== DATA SECTION ==
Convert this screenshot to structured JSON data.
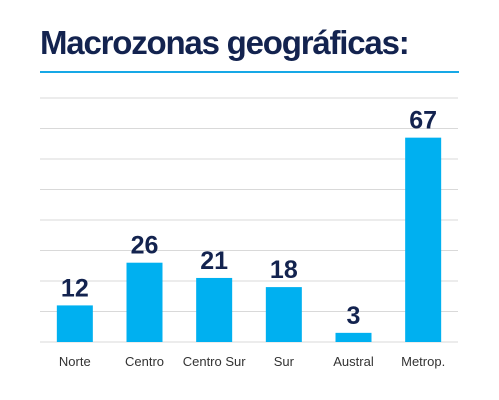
{
  "header": {
    "title": "Macrozonas geográficas:"
  },
  "colors": {
    "bar": "#00b0f0",
    "title": "#13234f",
    "rule": "#17a8e6",
    "grid": "#d9d9d9",
    "value_label": "#13234f",
    "tick_label": "#333333"
  },
  "chart_data": {
    "type": "bar",
    "title": "Macrozonas geográficas:",
    "categories": [
      "Norte",
      "Centro",
      "Centro Sur",
      "Sur",
      "Austral",
      "Metrop."
    ],
    "values": [
      12,
      26,
      21,
      18,
      3,
      67
    ],
    "xlabel": "",
    "ylabel": "",
    "ylim": [
      0,
      80
    ],
    "grid": true,
    "legend": "none",
    "data_labels": true
  }
}
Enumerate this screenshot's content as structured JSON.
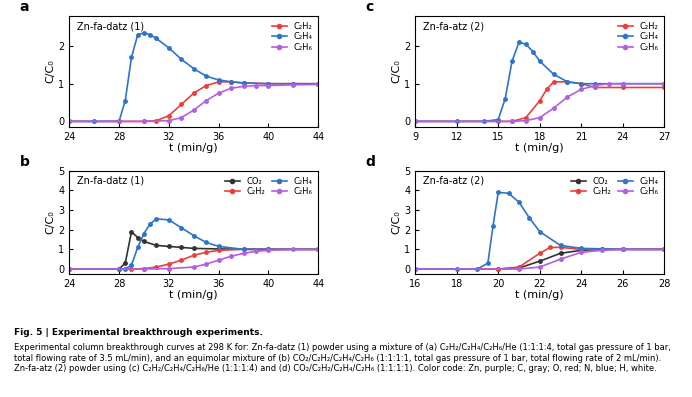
===
WHAT IS EXPECTED: Return to the listing above and set it down exactly, leaving out its pictures.

RESPONSE TO THIS EXERCISE:
Convert this screenshot to structured JSON data.
{
  "header": {
    "title": "Macrozonas geográficas:"
  },
  "colors": {
    "bar": "#00b0f0",
    "title": "#13234f",
    "rule": "#17a8e6",
    "grid": "#d9d9d9",
    "value_label": "#13234f",
    "tick_label": "#333333"
  },
  "chart_data": {
    "type": "bar",
    "title": "Macrozonas geográficas:",
    "categories": [
      "Norte",
      "Centro",
      "Centro Sur",
      "Sur",
      "Austral",
      "Metrop."
    ],
    "values": [
      12,
      26,
      21,
      18,
      3,
      67
    ],
    "xlabel": "",
    "ylabel": "",
    "ylim": [
      0,
      80
    ],
    "grid": true,
    "legend": "none",
    "data_labels": true
  }
}
Enumerate this screenshot's content as structured JSON.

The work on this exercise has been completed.